Records provided:

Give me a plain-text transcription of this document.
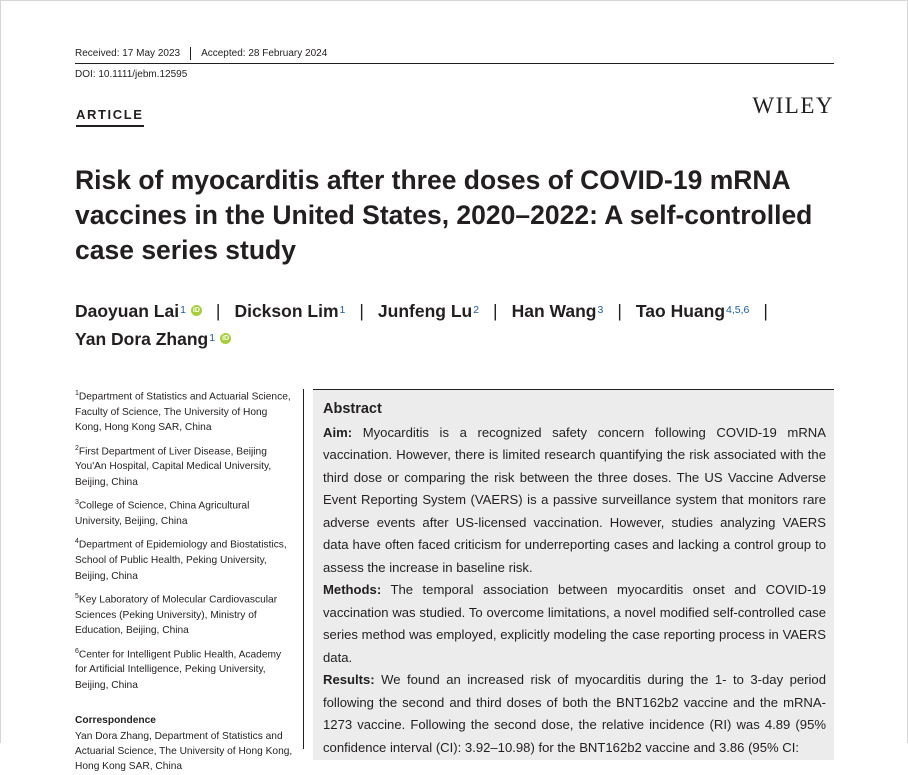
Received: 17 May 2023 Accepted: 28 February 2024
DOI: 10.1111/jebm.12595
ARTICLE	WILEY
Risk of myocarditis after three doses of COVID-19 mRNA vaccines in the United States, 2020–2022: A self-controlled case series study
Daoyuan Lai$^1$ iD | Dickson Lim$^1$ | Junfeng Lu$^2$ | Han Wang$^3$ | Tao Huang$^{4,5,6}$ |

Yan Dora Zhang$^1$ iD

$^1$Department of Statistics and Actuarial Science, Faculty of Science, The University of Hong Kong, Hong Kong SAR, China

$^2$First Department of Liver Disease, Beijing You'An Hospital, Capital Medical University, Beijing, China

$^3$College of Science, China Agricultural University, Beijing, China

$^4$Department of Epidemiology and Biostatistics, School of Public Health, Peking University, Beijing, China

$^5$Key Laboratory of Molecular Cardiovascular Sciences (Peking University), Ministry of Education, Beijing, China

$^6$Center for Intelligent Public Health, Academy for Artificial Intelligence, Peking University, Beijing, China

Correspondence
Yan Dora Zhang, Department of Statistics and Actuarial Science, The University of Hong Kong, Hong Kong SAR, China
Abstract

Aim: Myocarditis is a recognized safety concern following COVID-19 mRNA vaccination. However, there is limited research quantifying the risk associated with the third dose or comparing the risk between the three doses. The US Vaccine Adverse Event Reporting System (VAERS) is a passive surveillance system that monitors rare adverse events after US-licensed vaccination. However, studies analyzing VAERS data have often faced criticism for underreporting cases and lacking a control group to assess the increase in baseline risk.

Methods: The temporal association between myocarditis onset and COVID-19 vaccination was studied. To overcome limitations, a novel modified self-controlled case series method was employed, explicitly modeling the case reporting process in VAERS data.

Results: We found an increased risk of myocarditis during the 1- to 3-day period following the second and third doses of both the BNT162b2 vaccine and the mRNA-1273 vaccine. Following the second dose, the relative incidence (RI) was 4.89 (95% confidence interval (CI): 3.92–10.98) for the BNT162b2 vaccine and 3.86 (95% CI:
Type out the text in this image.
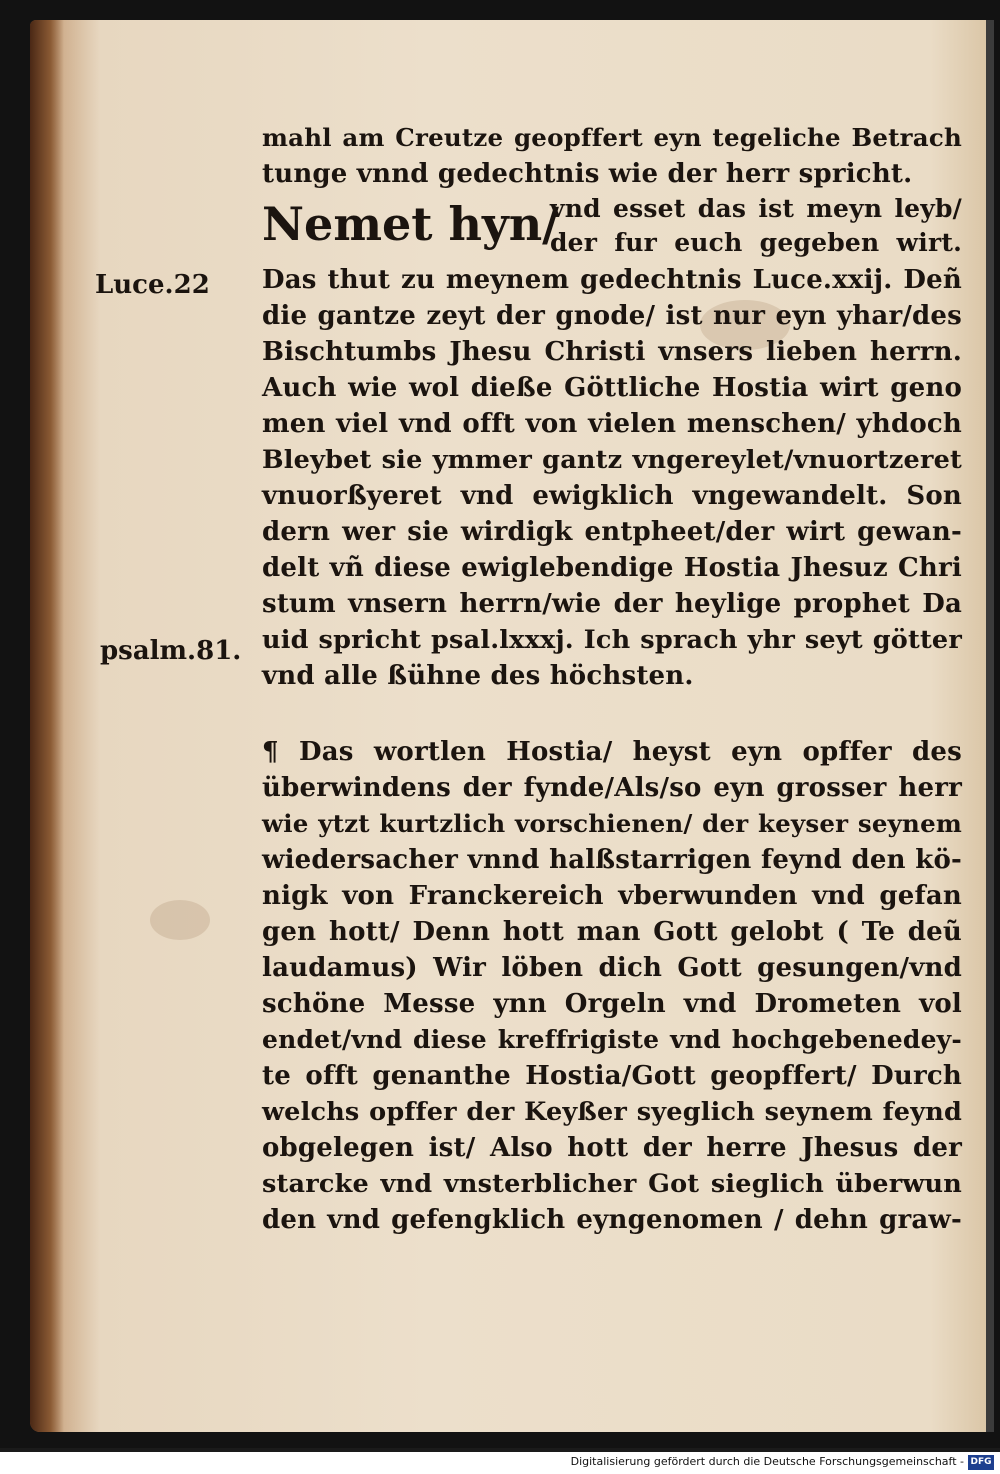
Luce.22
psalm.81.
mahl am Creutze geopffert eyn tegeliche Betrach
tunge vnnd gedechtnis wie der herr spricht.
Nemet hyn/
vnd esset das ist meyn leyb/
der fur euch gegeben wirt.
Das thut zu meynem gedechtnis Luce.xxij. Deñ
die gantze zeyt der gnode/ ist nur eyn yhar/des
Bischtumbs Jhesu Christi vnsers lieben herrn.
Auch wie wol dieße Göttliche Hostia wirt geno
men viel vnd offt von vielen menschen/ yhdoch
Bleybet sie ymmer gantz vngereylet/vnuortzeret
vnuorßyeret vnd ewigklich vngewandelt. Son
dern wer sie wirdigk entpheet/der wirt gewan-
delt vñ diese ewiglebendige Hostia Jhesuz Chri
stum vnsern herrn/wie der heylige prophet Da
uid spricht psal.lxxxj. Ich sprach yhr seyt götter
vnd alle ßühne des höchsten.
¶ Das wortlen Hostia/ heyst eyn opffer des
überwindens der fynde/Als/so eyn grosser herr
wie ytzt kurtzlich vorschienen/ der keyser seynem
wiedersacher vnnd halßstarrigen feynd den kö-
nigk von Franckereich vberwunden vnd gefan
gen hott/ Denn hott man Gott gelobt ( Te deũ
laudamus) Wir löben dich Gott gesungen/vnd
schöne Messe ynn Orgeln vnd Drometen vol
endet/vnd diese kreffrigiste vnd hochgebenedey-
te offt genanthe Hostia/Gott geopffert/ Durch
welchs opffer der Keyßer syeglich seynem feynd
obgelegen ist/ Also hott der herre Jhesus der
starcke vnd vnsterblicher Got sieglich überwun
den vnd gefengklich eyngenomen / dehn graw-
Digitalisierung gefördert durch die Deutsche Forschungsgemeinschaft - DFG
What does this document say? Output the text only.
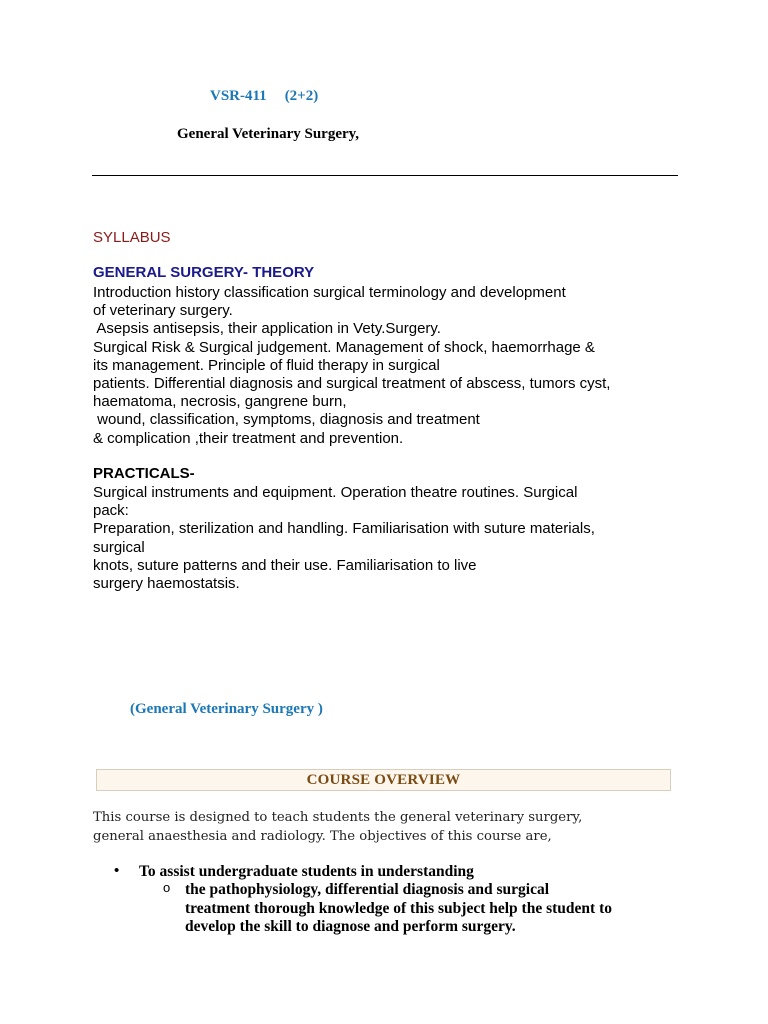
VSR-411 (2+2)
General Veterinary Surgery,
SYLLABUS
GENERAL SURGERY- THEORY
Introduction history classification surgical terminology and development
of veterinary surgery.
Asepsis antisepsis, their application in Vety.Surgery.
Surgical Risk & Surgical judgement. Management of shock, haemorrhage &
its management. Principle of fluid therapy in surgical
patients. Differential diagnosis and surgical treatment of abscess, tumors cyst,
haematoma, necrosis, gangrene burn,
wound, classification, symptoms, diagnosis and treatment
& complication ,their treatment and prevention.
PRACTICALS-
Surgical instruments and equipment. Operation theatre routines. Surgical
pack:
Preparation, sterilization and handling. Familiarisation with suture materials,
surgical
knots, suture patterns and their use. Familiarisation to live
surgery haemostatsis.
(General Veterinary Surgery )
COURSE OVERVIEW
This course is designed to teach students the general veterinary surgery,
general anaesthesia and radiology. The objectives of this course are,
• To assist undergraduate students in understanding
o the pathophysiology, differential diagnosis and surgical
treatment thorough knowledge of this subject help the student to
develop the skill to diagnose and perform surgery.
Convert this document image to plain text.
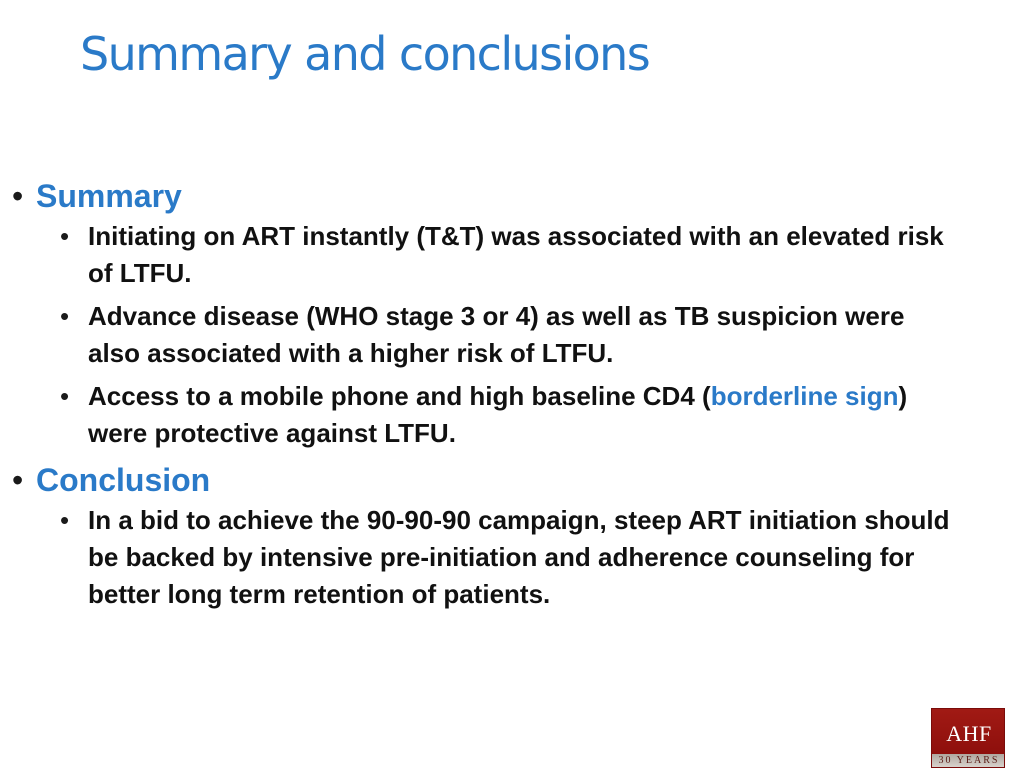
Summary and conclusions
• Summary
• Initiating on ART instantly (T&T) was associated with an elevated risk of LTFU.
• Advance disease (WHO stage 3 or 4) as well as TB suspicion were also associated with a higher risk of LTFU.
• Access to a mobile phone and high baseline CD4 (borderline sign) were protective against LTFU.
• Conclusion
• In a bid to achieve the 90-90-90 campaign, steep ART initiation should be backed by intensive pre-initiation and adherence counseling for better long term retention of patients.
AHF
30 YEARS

Description of the task: The required result is an exact copy of the lines from the line containing "Convert this document image to plain text." through the end of the entries, with every picture left out.

Your solution:
Convert this document image to plain text.
Summary and conclusions
• Summary
• Initiating on ART instantly (T&T) was associated with an elevated risk of LTFU.
• Advance disease (WHO stage 3 or 4) as well as TB suspicion were also associated with a higher risk of LTFU.
• Access to a mobile phone and high baseline CD4 (borderline sign) were protective against LTFU.
• Conclusion
• In a bid to achieve the 90-90-90 campaign, steep ART initiation should be backed by intensive pre-initiation and adherence counseling for better long term retention of patients.
AHF
30 YEARS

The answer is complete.